## Problem
Go through the data below. Pull out every line that has the word "this".

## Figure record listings
....

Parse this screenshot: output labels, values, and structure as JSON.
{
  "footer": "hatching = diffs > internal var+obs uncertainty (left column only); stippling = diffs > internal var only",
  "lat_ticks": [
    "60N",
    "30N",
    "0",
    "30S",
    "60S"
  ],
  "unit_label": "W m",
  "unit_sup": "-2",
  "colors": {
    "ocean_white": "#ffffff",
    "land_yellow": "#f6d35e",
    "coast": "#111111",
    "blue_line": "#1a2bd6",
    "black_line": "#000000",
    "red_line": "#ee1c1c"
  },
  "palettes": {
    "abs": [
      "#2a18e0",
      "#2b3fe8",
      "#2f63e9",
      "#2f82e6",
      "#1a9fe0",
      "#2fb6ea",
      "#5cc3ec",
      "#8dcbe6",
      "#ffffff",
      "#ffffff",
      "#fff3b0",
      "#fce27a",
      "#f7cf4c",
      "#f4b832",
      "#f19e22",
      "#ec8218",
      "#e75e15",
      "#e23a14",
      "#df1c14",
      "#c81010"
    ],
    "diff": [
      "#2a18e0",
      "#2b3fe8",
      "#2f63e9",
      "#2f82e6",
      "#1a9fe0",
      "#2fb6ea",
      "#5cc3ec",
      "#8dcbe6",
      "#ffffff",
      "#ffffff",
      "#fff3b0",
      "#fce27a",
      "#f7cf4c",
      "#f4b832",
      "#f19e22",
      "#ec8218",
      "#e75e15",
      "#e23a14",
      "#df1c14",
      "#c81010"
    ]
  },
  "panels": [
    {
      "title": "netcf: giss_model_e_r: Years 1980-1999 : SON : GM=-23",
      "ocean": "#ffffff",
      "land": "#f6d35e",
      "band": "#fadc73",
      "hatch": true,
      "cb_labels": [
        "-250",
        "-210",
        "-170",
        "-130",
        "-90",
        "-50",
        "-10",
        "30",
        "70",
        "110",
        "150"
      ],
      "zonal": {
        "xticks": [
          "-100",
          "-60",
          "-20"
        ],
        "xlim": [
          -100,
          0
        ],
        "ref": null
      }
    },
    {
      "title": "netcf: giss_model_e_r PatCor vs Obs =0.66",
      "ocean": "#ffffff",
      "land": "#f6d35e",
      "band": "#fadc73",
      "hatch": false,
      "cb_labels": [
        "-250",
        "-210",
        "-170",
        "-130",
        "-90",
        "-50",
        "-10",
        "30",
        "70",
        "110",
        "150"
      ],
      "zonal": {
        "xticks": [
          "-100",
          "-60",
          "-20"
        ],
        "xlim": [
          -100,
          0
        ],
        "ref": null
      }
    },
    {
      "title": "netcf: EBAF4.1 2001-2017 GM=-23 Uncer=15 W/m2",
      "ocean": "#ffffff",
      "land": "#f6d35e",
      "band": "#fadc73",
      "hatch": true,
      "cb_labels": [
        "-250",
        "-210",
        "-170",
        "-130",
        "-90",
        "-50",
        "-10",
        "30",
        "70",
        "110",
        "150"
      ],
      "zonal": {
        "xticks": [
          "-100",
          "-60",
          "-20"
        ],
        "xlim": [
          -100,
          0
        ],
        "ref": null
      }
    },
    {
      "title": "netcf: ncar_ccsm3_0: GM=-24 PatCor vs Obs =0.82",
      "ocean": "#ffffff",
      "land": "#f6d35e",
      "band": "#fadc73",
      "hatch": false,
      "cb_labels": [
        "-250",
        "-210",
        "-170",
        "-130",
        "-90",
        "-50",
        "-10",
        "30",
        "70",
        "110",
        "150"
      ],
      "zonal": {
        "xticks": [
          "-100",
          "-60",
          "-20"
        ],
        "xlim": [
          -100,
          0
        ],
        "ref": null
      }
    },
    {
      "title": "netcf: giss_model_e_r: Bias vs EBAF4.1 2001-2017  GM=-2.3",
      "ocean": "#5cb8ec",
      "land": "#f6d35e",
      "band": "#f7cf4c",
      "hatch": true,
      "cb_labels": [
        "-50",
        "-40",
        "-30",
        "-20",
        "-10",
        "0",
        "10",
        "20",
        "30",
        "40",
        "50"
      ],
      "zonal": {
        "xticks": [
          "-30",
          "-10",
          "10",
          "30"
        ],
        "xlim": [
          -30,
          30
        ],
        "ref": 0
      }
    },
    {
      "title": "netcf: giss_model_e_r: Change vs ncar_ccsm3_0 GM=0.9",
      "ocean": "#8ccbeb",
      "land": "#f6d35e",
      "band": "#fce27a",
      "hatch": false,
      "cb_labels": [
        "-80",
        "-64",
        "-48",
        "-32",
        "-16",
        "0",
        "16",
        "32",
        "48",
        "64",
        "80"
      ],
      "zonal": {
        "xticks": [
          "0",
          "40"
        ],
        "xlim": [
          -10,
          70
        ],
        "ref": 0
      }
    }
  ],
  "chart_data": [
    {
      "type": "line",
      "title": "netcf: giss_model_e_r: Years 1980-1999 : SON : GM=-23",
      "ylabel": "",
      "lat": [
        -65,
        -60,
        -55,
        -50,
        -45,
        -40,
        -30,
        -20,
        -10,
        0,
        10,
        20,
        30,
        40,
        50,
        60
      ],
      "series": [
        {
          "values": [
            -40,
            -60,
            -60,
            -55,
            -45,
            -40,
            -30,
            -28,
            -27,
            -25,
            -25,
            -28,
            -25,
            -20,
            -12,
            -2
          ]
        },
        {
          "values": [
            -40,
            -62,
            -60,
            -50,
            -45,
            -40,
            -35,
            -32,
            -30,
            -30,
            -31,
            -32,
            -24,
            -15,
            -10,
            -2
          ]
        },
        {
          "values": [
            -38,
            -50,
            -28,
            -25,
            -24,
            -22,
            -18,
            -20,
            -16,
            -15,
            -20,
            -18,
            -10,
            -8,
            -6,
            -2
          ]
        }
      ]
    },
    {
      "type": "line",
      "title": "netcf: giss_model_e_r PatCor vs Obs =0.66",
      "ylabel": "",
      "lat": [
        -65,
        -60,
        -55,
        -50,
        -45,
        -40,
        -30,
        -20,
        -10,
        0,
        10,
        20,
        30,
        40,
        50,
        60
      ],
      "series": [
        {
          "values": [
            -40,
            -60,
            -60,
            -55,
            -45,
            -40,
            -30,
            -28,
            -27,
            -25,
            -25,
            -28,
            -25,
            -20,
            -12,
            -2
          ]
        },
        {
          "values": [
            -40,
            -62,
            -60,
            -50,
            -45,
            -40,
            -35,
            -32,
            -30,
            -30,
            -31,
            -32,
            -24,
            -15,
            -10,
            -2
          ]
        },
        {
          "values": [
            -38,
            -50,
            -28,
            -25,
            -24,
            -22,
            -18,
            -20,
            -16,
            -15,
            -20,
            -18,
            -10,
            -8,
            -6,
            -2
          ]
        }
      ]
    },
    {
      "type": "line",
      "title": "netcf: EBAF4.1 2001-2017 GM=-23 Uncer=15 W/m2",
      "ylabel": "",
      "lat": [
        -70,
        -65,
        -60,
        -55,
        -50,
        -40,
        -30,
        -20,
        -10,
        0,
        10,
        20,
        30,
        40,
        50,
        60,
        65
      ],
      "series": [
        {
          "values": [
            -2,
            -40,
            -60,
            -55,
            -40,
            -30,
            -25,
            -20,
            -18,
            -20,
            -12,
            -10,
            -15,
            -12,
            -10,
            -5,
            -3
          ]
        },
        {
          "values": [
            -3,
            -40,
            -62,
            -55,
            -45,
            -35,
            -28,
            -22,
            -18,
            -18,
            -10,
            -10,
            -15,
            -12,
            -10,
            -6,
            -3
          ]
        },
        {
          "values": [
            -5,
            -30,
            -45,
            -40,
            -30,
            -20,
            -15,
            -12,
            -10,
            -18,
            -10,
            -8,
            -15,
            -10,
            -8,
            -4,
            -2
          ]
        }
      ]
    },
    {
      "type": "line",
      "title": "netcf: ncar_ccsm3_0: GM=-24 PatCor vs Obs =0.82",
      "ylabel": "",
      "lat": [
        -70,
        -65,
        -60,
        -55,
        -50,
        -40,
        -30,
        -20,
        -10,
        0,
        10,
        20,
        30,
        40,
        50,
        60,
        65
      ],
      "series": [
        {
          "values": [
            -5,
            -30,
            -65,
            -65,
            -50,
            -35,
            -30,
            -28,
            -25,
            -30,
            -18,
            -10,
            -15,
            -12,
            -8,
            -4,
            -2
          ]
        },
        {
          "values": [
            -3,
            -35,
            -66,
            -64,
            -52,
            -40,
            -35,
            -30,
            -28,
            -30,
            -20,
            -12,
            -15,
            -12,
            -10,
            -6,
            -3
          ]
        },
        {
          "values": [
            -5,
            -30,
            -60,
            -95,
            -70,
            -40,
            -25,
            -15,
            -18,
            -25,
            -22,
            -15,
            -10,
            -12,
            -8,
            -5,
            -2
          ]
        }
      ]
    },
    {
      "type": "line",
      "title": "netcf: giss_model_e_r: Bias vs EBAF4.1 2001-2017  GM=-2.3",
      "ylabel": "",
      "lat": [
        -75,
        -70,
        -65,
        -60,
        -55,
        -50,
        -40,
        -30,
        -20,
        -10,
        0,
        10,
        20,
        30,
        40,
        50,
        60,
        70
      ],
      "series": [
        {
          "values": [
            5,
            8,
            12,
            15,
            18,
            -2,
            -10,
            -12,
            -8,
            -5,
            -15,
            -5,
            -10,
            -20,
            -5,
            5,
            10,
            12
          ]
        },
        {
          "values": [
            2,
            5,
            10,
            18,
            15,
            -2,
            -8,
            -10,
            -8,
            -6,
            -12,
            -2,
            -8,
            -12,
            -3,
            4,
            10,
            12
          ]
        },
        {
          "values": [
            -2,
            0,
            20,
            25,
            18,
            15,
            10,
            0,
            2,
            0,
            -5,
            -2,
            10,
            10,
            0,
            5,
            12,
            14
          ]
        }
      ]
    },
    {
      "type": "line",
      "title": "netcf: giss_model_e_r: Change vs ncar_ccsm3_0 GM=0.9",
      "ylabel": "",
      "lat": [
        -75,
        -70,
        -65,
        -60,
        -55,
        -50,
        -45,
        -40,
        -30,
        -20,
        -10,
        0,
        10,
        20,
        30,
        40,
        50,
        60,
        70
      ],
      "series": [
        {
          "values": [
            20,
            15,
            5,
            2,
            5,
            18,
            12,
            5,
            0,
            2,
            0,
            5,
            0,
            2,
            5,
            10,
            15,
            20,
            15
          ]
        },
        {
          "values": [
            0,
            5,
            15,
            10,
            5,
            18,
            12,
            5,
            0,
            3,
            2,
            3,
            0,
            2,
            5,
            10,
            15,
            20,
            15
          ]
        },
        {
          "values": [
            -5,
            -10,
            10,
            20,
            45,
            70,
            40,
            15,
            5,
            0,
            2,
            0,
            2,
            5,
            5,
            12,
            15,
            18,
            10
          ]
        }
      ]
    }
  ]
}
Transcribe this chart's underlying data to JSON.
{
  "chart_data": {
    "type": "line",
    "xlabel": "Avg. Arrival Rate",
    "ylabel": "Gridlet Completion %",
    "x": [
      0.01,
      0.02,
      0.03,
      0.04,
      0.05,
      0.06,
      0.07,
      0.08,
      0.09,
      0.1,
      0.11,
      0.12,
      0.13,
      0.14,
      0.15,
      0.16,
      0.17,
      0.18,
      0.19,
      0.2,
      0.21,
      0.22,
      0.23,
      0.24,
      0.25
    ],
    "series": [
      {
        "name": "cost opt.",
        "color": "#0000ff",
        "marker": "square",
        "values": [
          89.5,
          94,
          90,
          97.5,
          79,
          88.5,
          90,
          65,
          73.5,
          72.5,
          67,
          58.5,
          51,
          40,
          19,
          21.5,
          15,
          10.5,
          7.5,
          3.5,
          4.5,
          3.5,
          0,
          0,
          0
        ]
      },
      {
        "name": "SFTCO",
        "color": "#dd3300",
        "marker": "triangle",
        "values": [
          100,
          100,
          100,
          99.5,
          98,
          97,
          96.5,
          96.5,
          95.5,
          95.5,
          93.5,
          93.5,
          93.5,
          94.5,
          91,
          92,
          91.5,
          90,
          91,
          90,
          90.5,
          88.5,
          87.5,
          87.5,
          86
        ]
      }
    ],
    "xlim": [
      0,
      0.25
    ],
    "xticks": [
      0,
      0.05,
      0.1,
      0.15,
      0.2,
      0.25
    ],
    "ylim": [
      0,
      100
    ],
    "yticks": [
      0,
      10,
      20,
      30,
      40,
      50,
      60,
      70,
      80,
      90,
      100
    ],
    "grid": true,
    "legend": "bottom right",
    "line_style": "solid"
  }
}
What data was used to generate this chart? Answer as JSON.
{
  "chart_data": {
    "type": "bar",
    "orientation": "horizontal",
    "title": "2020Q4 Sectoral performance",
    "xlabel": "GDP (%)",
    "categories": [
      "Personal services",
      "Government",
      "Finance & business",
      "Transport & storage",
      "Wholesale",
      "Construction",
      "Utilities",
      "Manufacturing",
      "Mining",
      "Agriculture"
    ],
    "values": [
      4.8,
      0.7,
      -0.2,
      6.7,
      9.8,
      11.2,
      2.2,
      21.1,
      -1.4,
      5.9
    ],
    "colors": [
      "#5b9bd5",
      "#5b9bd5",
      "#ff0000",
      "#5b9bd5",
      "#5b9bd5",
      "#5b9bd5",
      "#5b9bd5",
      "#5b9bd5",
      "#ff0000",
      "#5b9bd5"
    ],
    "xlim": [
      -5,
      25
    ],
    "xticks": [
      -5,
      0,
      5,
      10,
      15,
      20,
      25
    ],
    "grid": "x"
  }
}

....

## Solution
Parse this screenshot: output labels, values, and structure as JSON.
Transcribe this chart's underlying data to JSON.
What data was used to generate this chart? Answer as JSON.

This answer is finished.